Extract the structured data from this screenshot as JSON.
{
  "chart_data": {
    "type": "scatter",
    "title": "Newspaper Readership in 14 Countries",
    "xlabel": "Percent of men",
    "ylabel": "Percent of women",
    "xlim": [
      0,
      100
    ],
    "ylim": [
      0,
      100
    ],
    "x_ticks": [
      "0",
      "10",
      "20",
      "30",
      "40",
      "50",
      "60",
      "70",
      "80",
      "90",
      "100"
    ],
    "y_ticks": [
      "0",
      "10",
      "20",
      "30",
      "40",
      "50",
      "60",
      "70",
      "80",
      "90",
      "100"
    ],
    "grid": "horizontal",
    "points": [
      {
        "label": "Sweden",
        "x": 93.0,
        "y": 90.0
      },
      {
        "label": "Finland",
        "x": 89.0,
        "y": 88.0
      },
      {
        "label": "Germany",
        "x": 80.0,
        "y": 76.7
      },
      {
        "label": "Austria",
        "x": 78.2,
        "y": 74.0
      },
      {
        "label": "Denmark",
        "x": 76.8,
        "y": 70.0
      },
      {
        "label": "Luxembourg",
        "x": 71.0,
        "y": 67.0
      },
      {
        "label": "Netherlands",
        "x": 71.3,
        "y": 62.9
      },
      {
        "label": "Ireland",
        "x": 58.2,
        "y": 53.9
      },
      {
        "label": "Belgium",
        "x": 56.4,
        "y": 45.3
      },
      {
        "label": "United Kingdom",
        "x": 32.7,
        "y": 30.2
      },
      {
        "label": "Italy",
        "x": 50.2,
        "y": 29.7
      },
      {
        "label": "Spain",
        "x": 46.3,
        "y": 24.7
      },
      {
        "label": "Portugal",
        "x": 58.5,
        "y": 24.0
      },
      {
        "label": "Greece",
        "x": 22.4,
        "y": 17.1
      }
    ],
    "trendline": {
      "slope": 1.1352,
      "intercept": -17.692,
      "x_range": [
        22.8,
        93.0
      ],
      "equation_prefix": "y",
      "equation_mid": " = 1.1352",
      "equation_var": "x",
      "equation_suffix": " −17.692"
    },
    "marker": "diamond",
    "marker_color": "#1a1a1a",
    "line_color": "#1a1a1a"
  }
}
☆ ☆ ☆ ☆ ☆
### Task instructions
All entries shown above should be printed again exactly.

### Worked solution
Extract the structured data from this screenshot as JSON.
{
  "chart_data": {
    "type": "scatter",
    "title": "Newspaper Readership in 14 Countries",
    "xlabel": "Percent of men",
    "ylabel": "Percent of women",
    "xlim": [
      0,
      100
    ],
    "ylim": [
      0,
      100
    ],
    "x_ticks": [
      "0",
      "10",
      "20",
      "30",
      "40",
      "50",
      "60",
      "70",
      "80",
      "90",
      "100"
    ],
    "y_ticks": [
      "0",
      "10",
      "20",
      "30",
      "40",
      "50",
      "60",
      "70",
      "80",
      "90",
      "100"
    ],
    "grid": "horizontal",
    "points": [
      {
        "label": "Sweden",
        "x": 93.0,
        "y": 90.0
      },
      {
        "label": "Finland",
        "x": 89.0,
        "y": 88.0
      },
      {
        "label": "Germany",
        "x": 80.0,
        "y": 76.7
      },
      {
        "label": "Austria",
        "x": 78.2,
        "y": 74.0
      },
      {
        "label": "Denmark",
        "x": 76.8,
        "y": 70.0
      },
      {
        "label": "Luxembourg",
        "x": 71.0,
        "y": 67.0
      },
      {
        "label": "Netherlands",
        "x": 71.3,
        "y": 62.9
      },
      {
        "label": "Ireland",
        "x": 58.2,
        "y": 53.9
      },
      {
        "label": "Belgium",
        "x": 56.4,
        "y": 45.3
      },
      {
        "label": "United Kingdom",
        "x": 32.7,
        "y": 30.2
      },
      {
        "label": "Italy",
        "x": 50.2,
        "y": 29.7
      },
      {
        "label": "Spain",
        "x": 46.3,
        "y": 24.7
      },
      {
        "label": "Portugal",
        "x": 58.5,
        "y": 24.0
      },
      {
        "label": "Greece",
        "x": 22.4,
        "y": 17.1
      }
    ],
    "trendline": {
      "slope": 1.1352,
      "intercept": -17.692,
      "x_range": [
        22.8,
        93.0
      ],
      "equation_prefix": "y",
      "equation_mid": " = 1.1352",
      "equation_var": "x",
      "equation_suffix": " −17.692"
    },
    "marker": "diamond",
    "marker_color": "#1a1a1a",
    "line_color": "#1a1a1a"
  }
}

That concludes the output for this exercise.